* Start INFORMATION PROVIDED *

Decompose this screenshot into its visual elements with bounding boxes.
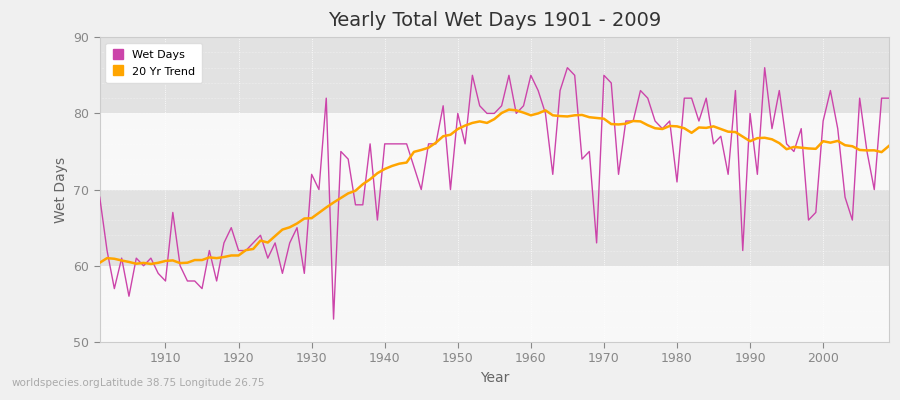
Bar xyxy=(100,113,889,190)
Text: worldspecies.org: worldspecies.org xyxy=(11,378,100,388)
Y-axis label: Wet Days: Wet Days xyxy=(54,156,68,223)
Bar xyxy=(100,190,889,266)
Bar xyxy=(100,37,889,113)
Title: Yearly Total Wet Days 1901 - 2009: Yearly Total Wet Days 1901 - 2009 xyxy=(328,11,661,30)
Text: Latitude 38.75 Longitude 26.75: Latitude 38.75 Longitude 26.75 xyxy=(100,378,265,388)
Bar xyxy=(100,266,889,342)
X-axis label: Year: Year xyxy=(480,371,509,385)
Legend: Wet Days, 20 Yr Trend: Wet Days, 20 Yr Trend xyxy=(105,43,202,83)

* End INFORMATION PROVIDED *

WRITTEN REQUEST: Copy out the lines of the records above word for word, leaving out the pictures.

FINISHED TASK:
Decompose this screenshot into its visual elements with bounding boxes.
Bar xyxy=(100,113,889,190)
Text: worldspecies.org: worldspecies.org xyxy=(11,378,100,388)
Y-axis label: Wet Days: Wet Days xyxy=(54,156,68,223)
Bar xyxy=(100,190,889,266)
Bar xyxy=(100,37,889,113)
Title: Yearly Total Wet Days 1901 - 2009: Yearly Total Wet Days 1901 - 2009 xyxy=(328,11,661,30)
Text: Latitude 38.75 Longitude 26.75: Latitude 38.75 Longitude 26.75 xyxy=(100,378,265,388)
Bar xyxy=(100,266,889,342)
X-axis label: Year: Year xyxy=(480,371,509,385)
Legend: Wet Days, 20 Yr Trend: Wet Days, 20 Yr Trend xyxy=(105,43,202,83)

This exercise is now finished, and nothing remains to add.